WHAT IS NEEDED. Which lines hold the word "spre"? Show each of them.

*** THE RECORDS

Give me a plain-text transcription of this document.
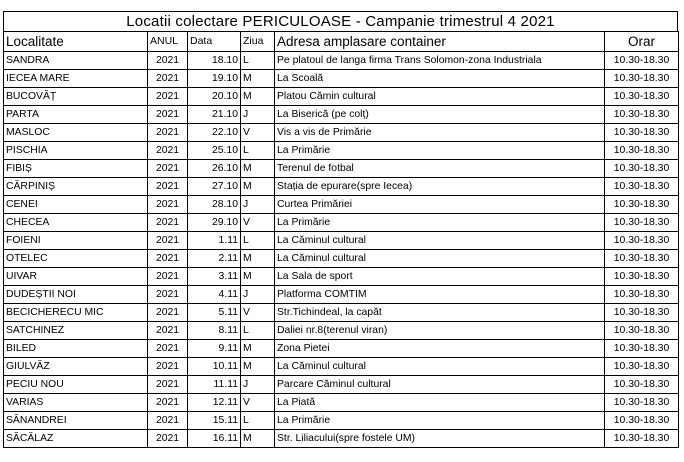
Locatii colectare PERICULOASE - Campanie trimestrul 4 2021
Localitate	ANUL	Data	Ziua	Adresa amplasare container	Orar
SANDRA	2021	18.10	L	Pe platoul de langa firma Trans Solomon-zona Industriala	10.30-18.30
IECEA MARE	2021	19.10	M	La Scoală	10.30-18.30
BUCOVĂȚ	2021	20.10	M	Platou Cămin cultural	10.30-18.30
PARTA	2021	21.10	J	La Biserică (pe colț)	10.30-18.30
MASLOC	2021	22.10	V	Vis a vis de Primărie	10.30-18.30
PISCHIA	2021	25.10	L	La Primărie	10.30-18.30
FIBIȘ	2021	26.10	M	Terenul de fotbal	10.30-18.30
CĂRPINIȘ	2021	27.10	M	Stația de epurare(spre Iecea)	10.30-18.30
CENEI	2021	28.10	J	Curtea Primăriei	10.30-18.30
CHECEA	2021	29.10	V	La Primărie	10.30-18.30
FOIENI	2021	1.11	L	La Căminul cultural	10.30-18.30
OTELEC	2021	2.11	M	La Căminul cultural	10.30-18.30
UIVAR	2021	3.11	M	La Sala de sport	10.30-18.30
DUDEȘTII NOI	2021	4.11	J	Platforma COMTIM	10.30-18.30
BECICHERECU MIC	2021	5.11	V	Str.Tichindeal, la capăt	10.30-18.30
SATCHINEZ	2021	8.11	L	Daliei nr.8(terenul viran)	10.30-18.30
BILED	2021	9.11	M	Zona Pietei	10.30-18.30
GIULVĂZ	2021	10.11	M	La Căminul cultural	10.30-18.30
PECIU NOU	2021	11.11	J	Parcare Căminul cultural	10.30-18.30
VARIAS	2021	12.11	V	La Piată	10.30-18.30
SÂNANDREI	2021	15.11	L	La Primărie	10.30-18.30
SĂCĂLAZ	2021	16.11	M	Str. Liliacului(spre fostele UM)	10.30-18.30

******

RESPONSE TO THIS EXERCISE.
CĂRPINIȘ	2021	27.10	M	Stația de epurare(spre Iecea)	10.30-18.30
SĂCĂLAZ	2021	16.11	M	Str. Liliacului(spre fostele UM)	10.30-18.30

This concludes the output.